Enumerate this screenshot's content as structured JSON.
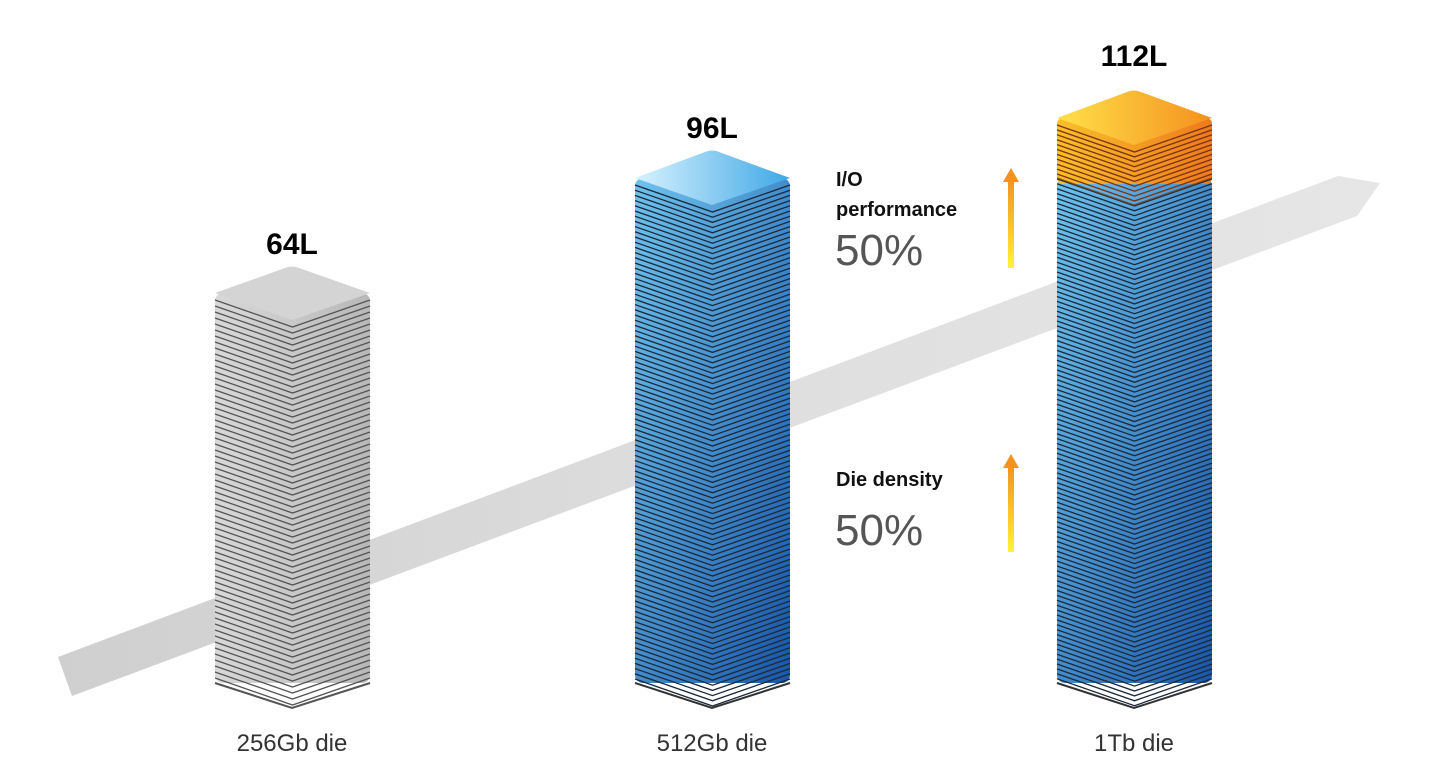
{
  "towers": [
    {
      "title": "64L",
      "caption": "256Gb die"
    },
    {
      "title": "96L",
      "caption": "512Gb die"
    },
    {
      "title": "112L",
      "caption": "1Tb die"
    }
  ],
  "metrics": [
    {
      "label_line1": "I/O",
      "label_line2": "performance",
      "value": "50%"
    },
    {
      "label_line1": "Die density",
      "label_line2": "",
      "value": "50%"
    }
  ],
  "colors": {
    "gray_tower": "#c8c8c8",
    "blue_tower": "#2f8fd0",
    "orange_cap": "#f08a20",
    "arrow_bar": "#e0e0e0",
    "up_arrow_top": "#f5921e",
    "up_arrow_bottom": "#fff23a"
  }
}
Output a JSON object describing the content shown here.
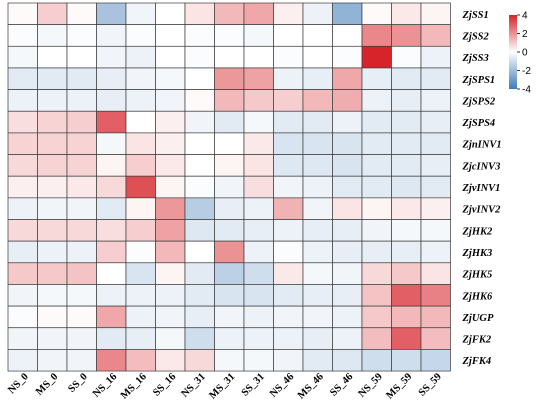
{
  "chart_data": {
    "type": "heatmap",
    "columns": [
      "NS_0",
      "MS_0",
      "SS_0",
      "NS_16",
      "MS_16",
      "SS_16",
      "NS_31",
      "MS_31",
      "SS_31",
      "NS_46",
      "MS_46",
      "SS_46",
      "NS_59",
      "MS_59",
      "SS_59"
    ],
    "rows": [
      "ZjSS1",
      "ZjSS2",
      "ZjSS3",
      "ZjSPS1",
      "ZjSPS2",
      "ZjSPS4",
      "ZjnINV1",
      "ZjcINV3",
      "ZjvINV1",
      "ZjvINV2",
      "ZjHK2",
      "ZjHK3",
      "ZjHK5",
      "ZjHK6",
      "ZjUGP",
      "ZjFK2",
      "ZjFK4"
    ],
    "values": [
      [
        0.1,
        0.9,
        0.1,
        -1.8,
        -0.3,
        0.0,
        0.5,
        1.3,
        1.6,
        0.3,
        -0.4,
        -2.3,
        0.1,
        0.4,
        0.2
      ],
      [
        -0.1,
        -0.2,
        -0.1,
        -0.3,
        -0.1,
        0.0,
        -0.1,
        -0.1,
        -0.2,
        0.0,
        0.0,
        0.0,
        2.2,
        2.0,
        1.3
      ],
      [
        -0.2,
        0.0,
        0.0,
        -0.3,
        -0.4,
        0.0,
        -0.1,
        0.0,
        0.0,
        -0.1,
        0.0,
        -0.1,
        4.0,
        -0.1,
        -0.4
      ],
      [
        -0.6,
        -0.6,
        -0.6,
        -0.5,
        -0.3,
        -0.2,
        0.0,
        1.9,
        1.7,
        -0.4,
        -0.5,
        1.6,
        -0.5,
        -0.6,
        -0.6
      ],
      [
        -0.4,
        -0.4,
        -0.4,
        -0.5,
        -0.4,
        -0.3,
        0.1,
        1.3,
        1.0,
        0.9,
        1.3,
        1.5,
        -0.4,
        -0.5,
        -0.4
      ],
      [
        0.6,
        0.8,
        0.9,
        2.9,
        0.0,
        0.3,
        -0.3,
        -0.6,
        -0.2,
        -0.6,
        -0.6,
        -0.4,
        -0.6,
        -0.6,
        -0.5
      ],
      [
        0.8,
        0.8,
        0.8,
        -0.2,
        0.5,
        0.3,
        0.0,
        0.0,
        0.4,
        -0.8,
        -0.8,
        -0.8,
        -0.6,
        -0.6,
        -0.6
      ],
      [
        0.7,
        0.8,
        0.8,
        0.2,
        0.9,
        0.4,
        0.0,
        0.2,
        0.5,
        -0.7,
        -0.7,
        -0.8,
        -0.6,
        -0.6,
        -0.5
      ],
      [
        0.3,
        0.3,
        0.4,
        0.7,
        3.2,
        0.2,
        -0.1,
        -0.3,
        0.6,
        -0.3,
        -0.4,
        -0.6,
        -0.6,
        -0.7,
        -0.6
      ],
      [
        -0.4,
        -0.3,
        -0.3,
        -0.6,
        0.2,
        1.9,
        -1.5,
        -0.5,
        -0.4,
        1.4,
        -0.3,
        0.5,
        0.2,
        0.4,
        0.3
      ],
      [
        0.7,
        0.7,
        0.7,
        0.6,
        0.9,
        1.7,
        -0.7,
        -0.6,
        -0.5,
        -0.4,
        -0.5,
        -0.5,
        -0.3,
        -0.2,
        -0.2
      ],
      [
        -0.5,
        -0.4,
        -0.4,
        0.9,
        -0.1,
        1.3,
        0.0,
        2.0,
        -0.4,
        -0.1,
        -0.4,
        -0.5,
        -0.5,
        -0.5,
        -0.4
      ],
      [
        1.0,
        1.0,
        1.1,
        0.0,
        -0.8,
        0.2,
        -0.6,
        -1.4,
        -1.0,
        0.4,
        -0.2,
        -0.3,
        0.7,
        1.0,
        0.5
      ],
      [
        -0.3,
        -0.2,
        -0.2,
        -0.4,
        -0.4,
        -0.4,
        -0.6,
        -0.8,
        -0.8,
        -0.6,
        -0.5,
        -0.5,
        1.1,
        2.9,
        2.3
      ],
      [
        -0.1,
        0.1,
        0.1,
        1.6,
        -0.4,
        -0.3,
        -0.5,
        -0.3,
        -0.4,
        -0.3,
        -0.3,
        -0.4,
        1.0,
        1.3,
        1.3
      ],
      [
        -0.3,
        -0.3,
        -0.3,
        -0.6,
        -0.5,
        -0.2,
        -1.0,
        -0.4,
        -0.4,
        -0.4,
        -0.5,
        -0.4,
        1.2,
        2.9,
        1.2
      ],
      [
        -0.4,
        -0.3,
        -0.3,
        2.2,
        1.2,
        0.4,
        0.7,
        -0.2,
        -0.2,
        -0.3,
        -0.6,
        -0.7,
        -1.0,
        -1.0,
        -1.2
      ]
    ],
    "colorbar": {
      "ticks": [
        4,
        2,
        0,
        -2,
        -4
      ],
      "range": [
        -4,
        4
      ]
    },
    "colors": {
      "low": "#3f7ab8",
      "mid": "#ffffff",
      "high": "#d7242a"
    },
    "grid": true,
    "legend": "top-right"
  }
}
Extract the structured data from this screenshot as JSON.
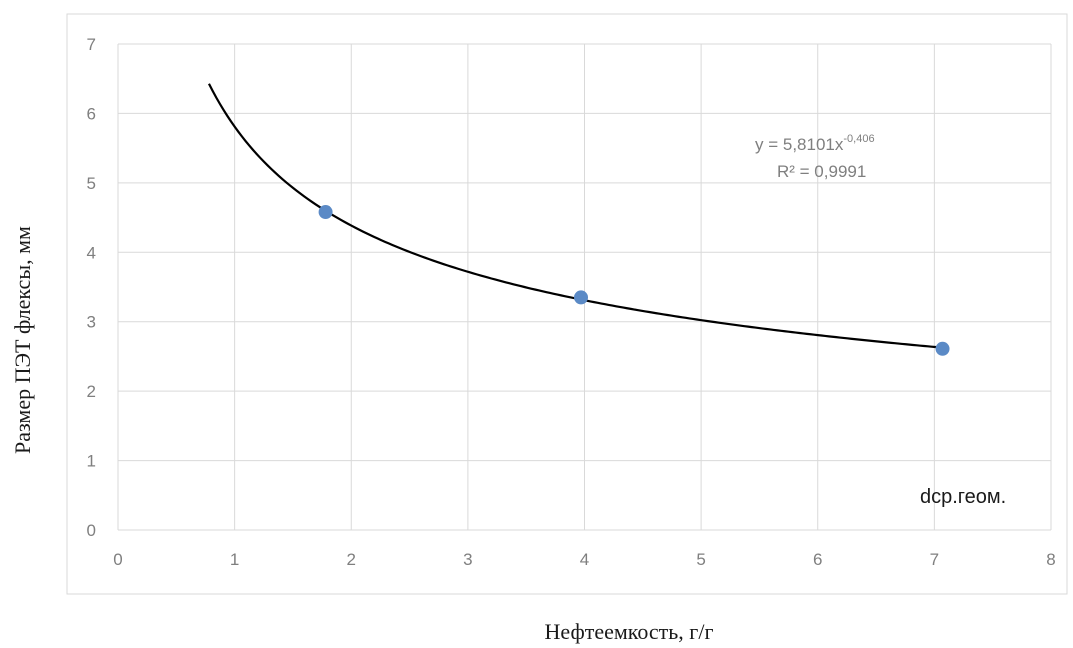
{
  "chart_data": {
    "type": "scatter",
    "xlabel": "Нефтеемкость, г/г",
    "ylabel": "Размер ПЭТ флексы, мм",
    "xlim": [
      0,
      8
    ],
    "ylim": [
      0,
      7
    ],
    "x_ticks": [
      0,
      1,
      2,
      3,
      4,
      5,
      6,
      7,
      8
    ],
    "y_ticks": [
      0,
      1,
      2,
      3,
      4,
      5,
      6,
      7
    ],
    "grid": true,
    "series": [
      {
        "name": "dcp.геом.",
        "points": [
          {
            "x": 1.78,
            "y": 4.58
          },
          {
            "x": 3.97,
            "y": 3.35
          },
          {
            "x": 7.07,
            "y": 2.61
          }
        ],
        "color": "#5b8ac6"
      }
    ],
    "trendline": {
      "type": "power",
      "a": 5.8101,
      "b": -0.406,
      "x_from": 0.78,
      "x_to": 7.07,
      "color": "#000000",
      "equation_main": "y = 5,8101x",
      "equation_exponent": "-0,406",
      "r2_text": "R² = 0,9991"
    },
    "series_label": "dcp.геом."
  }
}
# # # # #
Aim -
Say, as a bare number, how many lines in the entries above include the string "type".

Task result -
3